EXERCISE →
From the entries that follow, pick out all lines holding "this".

INPUT RECORDS →
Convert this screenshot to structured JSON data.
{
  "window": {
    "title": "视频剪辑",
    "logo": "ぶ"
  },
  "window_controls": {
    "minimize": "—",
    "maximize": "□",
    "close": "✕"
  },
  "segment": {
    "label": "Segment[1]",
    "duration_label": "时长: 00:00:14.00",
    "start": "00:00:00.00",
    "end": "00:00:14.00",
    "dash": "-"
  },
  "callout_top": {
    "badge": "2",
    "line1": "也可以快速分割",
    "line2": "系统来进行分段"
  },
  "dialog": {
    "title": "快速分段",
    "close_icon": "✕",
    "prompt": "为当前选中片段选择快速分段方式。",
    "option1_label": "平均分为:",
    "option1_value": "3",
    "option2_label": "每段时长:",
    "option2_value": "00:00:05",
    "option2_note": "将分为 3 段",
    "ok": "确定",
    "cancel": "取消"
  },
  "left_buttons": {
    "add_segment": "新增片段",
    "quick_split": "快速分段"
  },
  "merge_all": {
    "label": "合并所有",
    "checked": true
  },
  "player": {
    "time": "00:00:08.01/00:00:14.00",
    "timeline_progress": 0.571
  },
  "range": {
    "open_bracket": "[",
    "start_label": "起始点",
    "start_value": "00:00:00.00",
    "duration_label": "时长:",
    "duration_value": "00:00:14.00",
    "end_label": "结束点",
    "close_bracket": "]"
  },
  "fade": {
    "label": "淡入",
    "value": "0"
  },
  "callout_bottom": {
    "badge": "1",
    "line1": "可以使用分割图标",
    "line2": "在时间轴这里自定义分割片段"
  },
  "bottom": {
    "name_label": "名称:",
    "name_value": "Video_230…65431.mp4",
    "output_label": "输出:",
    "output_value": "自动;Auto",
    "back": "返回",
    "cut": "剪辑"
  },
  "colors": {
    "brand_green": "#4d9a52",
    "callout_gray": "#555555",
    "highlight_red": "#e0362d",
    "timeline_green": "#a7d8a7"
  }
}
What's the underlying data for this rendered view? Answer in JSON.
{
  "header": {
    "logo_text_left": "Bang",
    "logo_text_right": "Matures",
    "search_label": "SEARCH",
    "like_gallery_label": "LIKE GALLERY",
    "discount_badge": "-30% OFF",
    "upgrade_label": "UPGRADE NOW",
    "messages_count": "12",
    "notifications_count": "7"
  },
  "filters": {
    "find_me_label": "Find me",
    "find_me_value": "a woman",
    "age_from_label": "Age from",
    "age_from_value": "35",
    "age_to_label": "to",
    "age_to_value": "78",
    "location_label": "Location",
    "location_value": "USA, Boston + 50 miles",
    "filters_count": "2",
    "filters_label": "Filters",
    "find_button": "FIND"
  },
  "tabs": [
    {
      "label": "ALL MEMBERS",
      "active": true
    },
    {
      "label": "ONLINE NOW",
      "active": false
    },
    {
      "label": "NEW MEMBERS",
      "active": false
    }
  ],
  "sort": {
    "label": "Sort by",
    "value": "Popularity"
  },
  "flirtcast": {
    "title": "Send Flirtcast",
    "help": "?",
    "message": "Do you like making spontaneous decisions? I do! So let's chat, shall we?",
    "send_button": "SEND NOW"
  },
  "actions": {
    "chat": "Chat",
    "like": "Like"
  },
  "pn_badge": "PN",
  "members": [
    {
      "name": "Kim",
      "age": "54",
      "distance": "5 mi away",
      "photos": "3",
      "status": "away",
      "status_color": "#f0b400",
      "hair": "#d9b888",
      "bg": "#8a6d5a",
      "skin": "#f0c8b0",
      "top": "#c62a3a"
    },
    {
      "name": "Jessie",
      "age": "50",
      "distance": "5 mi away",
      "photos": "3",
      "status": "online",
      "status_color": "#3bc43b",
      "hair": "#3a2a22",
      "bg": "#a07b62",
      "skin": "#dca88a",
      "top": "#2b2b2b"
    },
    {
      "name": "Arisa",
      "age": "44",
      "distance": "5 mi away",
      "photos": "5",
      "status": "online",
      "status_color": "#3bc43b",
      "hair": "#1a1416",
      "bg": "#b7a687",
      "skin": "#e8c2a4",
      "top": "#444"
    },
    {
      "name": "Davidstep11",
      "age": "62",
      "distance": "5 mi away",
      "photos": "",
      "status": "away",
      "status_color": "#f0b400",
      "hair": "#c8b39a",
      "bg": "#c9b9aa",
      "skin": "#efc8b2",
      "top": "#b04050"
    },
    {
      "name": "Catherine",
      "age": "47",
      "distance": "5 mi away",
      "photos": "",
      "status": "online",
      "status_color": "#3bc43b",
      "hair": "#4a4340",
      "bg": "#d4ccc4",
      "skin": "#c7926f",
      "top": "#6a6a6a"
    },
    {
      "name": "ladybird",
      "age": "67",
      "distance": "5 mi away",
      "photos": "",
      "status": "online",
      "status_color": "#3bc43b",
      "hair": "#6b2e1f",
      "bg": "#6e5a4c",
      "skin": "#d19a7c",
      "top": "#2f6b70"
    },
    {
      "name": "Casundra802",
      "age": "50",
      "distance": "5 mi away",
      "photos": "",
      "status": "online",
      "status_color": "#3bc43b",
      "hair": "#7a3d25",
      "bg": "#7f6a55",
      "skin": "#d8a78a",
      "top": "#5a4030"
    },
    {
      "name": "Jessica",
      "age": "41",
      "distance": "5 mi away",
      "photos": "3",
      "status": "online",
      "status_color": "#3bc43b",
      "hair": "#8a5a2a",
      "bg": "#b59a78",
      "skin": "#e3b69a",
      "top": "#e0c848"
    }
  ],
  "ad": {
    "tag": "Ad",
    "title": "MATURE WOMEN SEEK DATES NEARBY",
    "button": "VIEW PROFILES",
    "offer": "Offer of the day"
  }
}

REPLY TO THE EXERCISE →
Convert this screenshot to structured JSON data.
What's the underlying data for this rendered view? Answer in JSON.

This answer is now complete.